Records that describe figures
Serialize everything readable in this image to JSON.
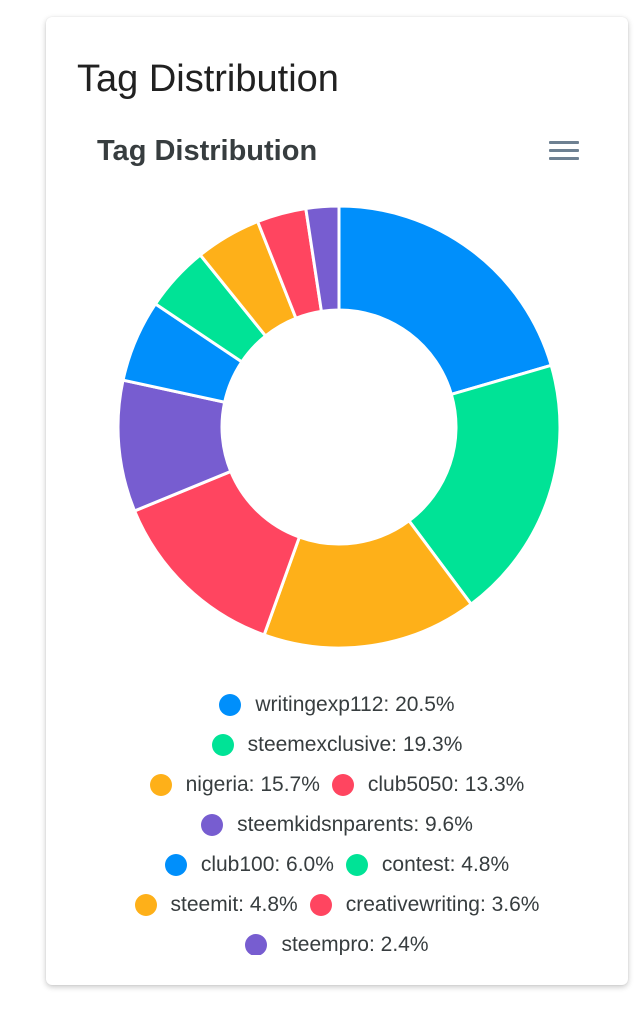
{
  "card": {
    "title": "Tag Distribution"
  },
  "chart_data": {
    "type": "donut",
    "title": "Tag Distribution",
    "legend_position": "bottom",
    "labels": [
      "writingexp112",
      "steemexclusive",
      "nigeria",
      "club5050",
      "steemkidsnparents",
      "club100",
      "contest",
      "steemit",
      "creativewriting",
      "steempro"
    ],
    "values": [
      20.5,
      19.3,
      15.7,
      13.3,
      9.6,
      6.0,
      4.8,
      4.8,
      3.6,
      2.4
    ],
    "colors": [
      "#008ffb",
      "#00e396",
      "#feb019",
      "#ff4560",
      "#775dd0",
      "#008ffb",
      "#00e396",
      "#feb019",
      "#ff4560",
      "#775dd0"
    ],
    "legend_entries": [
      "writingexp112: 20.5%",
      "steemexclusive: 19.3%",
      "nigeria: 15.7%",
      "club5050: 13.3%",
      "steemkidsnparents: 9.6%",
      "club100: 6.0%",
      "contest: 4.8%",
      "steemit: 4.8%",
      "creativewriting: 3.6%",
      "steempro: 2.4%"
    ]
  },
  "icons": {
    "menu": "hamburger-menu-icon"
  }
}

--

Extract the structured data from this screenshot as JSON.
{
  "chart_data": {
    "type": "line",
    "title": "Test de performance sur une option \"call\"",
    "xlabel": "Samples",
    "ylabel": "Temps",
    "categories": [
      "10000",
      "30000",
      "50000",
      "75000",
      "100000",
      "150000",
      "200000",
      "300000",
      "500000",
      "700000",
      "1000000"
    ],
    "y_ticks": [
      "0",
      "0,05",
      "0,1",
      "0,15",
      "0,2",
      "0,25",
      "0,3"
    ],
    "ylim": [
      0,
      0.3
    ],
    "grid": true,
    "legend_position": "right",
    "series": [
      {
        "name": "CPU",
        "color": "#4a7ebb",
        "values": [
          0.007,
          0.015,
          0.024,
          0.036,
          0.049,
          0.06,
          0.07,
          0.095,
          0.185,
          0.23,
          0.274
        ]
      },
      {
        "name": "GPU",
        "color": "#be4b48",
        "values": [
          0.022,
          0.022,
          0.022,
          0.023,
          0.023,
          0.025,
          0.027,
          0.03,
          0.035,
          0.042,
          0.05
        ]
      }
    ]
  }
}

* * *

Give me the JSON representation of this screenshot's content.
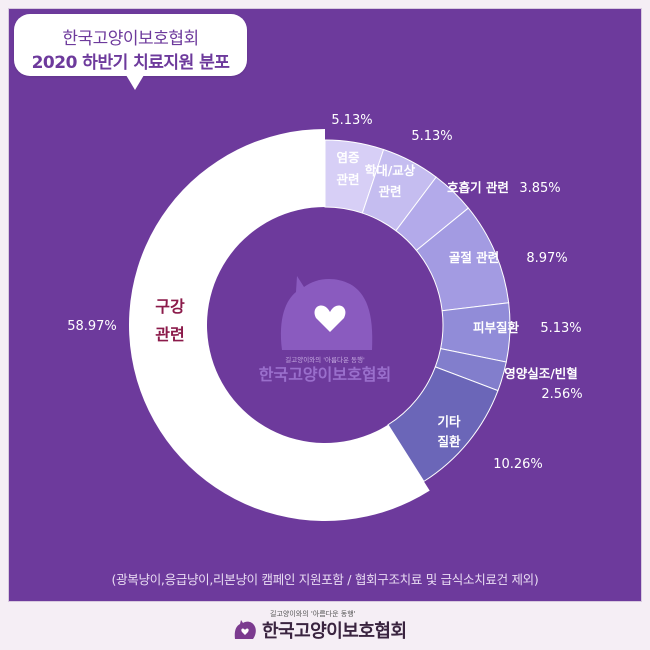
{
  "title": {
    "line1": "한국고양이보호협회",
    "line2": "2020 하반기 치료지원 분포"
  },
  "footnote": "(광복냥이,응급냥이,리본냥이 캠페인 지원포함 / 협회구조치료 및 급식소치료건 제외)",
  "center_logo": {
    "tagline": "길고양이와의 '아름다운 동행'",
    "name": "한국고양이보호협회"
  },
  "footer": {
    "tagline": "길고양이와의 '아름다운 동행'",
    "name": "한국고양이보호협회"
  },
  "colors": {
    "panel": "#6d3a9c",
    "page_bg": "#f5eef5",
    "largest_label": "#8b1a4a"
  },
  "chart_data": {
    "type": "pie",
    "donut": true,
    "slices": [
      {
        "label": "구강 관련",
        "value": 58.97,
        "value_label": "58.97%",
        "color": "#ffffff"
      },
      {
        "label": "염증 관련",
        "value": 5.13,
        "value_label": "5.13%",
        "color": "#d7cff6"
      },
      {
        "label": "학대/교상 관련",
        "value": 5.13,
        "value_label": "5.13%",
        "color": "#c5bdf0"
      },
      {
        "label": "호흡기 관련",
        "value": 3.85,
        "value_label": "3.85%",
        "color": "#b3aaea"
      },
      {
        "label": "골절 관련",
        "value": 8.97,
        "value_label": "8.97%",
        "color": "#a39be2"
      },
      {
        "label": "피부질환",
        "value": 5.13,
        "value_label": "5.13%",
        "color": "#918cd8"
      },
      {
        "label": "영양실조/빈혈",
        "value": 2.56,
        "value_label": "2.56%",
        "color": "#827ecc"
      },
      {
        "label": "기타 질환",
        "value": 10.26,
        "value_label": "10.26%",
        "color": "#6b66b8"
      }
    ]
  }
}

GOAL OF THE EXERCISE: Check each line of the listing above for the string "steemkidsnparents", then report only how many lines have it.

SOLUTION: 2